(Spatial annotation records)
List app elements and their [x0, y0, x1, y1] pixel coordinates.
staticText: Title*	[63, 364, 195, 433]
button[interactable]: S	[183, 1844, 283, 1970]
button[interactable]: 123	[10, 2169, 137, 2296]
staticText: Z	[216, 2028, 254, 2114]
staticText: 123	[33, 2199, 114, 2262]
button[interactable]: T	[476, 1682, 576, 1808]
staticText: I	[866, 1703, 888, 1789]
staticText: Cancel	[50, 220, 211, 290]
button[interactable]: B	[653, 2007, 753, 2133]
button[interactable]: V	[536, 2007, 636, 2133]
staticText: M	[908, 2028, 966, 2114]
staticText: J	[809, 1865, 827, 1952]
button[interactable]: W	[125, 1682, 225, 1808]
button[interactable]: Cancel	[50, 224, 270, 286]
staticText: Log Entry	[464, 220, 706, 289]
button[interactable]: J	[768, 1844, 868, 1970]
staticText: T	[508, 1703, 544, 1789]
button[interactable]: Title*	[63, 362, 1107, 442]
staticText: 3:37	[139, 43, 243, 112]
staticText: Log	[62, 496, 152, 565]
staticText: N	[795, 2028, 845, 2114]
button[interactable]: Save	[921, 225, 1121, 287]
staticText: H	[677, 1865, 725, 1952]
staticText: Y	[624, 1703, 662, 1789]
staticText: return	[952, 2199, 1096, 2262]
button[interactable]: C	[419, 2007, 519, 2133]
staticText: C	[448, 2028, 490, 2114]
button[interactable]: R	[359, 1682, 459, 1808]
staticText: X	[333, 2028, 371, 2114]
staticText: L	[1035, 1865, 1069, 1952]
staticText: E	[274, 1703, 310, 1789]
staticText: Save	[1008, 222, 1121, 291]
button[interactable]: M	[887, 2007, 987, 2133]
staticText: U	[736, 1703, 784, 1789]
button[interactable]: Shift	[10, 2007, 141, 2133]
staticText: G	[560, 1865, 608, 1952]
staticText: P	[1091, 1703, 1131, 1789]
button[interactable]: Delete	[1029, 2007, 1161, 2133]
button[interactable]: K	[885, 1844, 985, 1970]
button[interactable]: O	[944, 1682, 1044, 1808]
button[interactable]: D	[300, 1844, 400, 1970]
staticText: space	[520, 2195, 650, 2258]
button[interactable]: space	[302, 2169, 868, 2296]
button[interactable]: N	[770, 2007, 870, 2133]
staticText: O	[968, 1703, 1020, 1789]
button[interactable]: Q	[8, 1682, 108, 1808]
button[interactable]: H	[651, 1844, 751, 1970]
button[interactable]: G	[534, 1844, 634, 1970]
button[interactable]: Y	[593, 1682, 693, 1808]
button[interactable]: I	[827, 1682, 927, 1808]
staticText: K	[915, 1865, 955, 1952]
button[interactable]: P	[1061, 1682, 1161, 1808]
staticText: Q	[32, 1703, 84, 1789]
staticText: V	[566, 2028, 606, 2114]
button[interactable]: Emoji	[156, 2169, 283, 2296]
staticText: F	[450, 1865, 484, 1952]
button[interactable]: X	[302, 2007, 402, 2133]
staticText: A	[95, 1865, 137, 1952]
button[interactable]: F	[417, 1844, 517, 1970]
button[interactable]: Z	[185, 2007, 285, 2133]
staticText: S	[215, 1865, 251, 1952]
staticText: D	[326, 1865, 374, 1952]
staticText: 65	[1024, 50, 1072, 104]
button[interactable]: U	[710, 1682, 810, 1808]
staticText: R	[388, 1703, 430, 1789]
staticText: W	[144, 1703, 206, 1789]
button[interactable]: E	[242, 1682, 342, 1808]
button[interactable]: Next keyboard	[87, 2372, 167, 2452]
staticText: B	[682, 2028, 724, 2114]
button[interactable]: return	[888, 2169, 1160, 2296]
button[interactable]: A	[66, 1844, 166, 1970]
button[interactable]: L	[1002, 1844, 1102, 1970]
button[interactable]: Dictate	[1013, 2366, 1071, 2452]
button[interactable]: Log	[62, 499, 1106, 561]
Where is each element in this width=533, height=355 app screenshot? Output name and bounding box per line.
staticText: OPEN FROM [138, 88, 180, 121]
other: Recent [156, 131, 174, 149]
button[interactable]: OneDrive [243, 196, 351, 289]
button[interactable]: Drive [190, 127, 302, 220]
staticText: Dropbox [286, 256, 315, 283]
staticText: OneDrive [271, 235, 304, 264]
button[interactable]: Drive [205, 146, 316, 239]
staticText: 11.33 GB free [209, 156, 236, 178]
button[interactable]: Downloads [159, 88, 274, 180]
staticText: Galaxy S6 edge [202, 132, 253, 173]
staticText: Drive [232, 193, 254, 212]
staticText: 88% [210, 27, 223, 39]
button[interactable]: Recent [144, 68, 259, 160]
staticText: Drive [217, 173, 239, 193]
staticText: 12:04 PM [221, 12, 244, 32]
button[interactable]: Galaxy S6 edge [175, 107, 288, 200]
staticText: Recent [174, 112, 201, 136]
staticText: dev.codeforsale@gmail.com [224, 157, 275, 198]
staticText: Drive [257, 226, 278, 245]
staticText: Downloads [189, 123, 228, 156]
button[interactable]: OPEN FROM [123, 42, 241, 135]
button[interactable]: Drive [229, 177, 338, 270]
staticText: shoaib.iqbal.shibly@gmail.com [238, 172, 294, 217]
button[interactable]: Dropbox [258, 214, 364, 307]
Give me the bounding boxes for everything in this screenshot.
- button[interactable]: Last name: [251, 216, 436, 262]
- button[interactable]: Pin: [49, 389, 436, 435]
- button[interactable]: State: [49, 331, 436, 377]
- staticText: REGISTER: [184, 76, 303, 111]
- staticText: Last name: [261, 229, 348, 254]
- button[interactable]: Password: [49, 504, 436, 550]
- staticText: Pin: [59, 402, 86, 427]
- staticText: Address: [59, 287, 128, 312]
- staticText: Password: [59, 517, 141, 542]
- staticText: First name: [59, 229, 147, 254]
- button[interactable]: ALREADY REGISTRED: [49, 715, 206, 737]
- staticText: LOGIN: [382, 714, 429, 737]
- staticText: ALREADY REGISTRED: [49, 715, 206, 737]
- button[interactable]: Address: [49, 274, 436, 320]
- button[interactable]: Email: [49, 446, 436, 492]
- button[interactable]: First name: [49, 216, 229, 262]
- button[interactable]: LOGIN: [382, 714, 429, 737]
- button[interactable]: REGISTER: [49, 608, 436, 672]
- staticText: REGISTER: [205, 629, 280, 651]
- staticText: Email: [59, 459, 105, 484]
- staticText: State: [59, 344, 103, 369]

# [Exercise prompt]
Find each line of the material above that contains the string "Email" and copy every such line in full.

# [Written reply]
- button[interactable]: Email: [49, 446, 436, 492]
- staticText: Email: [59, 459, 105, 484]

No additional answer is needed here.